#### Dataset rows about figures
···
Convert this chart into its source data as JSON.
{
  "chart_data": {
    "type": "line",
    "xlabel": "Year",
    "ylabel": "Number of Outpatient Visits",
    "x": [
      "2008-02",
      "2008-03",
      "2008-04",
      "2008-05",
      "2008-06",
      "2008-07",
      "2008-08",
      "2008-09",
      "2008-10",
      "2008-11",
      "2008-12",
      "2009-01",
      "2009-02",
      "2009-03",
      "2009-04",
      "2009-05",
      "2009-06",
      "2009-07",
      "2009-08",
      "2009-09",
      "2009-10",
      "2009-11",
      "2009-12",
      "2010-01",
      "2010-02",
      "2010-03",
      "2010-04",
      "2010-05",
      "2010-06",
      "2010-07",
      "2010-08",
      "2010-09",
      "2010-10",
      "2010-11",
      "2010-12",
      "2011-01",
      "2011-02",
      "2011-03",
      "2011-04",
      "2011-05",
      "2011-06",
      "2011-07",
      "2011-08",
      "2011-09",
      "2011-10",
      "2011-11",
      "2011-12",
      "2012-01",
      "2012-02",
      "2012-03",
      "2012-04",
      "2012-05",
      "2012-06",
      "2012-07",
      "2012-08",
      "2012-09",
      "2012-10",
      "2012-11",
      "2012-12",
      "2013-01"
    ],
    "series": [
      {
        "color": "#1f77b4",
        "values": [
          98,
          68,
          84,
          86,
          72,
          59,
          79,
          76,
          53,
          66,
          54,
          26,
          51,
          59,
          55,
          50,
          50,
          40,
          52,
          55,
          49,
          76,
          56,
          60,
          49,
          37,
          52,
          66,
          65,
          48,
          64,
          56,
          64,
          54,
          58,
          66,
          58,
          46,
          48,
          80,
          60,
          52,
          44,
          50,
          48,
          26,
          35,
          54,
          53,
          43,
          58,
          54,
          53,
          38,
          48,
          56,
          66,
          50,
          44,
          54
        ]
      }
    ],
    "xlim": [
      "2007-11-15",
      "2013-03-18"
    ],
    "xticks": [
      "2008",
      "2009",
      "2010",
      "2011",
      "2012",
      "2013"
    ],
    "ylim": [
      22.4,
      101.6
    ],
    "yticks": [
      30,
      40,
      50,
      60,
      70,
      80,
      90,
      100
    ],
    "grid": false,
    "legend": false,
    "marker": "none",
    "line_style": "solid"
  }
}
···
#### YOUR TASK
Extract the full listing and reproduce each line exactly.

#### RESPONSE
Convert this chart into its source data as JSON.
{
  "chart_data": {
    "type": "line",
    "xlabel": "Year",
    "ylabel": "Number of Outpatient Visits",
    "x": [
      "2008-02",
      "2008-03",
      "2008-04",
      "2008-05",
      "2008-06",
      "2008-07",
      "2008-08",
      "2008-09",
      "2008-10",
      "2008-11",
      "2008-12",
      "2009-01",
      "2009-02",
      "2009-03",
      "2009-04",
      "2009-05",
      "2009-06",
      "2009-07",
      "2009-08",
      "2009-09",
      "2009-10",
      "2009-11",
      "2009-12",
      "2010-01",
      "2010-02",
      "2010-03",
      "2010-04",
      "2010-05",
      "2010-06",
      "2010-07",
      "2010-08",
      "2010-09",
      "2010-10",
      "2010-11",
      "2010-12",
      "2011-01",
      "2011-02",
      "2011-03",
      "2011-04",
      "2011-05",
      "2011-06",
      "2011-07",
      "2011-08",
      "2011-09",
      "2011-10",
      "2011-11",
      "2011-12",
      "2012-01",
      "2012-02",
      "2012-03",
      "2012-04",
      "2012-05",
      "2012-06",
      "2012-07",
      "2012-08",
      "2012-09",
      "2012-10",
      "2012-11",
      "2012-12",
      "2013-01"
    ],
    "series": [
      {
        "color": "#1f77b4",
        "values": [
          98,
          68,
          84,
          86,
          72,
          59,
          79,
          76,
          53,
          66,
          54,
          26,
          51,
          59,
          55,
          50,
          50,
          40,
          52,
          55,
          49,
          76,
          56,
          60,
          49,
          37,
          52,
          66,
          65,
          48,
          64,
          56,
          64,
          54,
          58,
          66,
          58,
          46,
          48,
          80,
          60,
          52,
          44,
          50,
          48,
          26,
          35,
          54,
          53,
          43,
          58,
          54,
          53,
          38,
          48,
          56,
          66,
          50,
          44,
          54
        ]
      }
    ],
    "xlim": [
      "2007-11-15",
      "2013-03-18"
    ],
    "xticks": [
      "2008",
      "2009",
      "2010",
      "2011",
      "2012",
      "2013"
    ],
    "ylim": [
      22.4,
      101.6
    ],
    "yticks": [
      30,
      40,
      50,
      60,
      70,
      80,
      90,
      100
    ],
    "grid": false,
    "legend": false,
    "marker": "none",
    "line_style": "solid"
  }
}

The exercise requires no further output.